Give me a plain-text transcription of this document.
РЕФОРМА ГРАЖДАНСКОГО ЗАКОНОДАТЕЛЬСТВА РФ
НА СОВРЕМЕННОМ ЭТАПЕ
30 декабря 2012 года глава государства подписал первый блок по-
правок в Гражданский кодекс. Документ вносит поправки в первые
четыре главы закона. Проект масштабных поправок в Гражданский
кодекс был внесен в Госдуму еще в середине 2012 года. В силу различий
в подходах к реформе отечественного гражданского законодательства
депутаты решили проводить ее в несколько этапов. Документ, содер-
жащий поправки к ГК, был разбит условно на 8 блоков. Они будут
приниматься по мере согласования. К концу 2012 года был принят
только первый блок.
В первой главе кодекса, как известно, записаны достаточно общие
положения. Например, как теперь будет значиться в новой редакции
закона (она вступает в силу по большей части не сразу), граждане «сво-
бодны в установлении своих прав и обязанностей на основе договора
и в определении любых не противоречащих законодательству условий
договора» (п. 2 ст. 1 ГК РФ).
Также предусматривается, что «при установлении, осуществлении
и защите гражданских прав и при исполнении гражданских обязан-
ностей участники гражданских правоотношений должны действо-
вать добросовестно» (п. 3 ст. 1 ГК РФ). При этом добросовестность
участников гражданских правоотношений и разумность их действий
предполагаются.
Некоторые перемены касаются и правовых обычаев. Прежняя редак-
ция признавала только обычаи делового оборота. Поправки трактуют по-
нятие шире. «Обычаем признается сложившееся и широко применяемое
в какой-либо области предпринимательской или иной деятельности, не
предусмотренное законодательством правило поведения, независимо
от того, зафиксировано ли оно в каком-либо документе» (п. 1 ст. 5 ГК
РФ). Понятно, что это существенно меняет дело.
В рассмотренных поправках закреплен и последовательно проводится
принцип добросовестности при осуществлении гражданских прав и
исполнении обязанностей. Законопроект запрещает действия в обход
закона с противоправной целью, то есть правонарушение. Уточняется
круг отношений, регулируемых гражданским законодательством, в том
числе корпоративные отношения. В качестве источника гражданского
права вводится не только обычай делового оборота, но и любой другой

--------------------------------

EXERCISE TASK>
Transcribe the data above in full, exactly.

WRITTEN REPLY>
Give me a plain-text transcription of this document.
РЕФОРМА ГРАЖДАНСКОГО ЗАКОНОДАТЕЛЬСТВА РФ
НА СОВРЕМЕННОМ ЭТАПЕ
30 декабря 2012 года глава государства подписал первый блок по-
правок в Гражданский кодекс. Документ вносит поправки в первые
четыре главы закона. Проект масштабных поправок в Гражданский
кодекс был внесен в Госдуму еще в середине 2012 года. В силу различий
в подходах к реформе отечественного гражданского законодательства
депутаты решили проводить ее в несколько этапов. Документ, содер-
жащий поправки к ГК, был разбит условно на 8 блоков. Они будут
приниматься по мере согласования. К концу 2012 года был принят
только первый блок.
В первой главе кодекса, как известно, записаны достаточно общие
положения. Например, как теперь будет значиться в новой редакции
закона (она вступает в силу по большей части не сразу), граждане «сво-
бодны в установлении своих прав и обязанностей на основе договора
и в определении любых не противоречащих законодательству условий
договора» (п. 2 ст. 1 ГК РФ).
Также предусматривается, что «при установлении, осуществлении
и защите гражданских прав и при исполнении гражданских обязан-
ностей участники гражданских правоотношений должны действо-
вать добросовестно» (п. 3 ст. 1 ГК РФ). При этом добросовестность
участников гражданских правоотношений и разумность их действий
предполагаются.
Некоторые перемены касаются и правовых обычаев. Прежняя редак-
ция признавала только обычаи делового оборота. Поправки трактуют по-
нятие шире. «Обычаем признается сложившееся и широко применяемое
в какой-либо области предпринимательской или иной деятельности, не
предусмотренное законодательством правило поведения, независимо
от того, зафиксировано ли оно в каком-либо документе» (п. 1 ст. 5 ГК
РФ). Понятно, что это существенно меняет дело.
В рассмотренных поправках закреплен и последовательно проводится
принцип добросовестности при осуществлении гражданских прав и
исполнении обязанностей. Законопроект запрещает действия в обход
закона с противоправной целью, то есть правонарушение. Уточняется
круг отношений, регулируемых гражданским законодательством, в том
числе корпоративные отношения. В качестве источника гражданского
права вводится не только обычай делового оборота, но и любой другой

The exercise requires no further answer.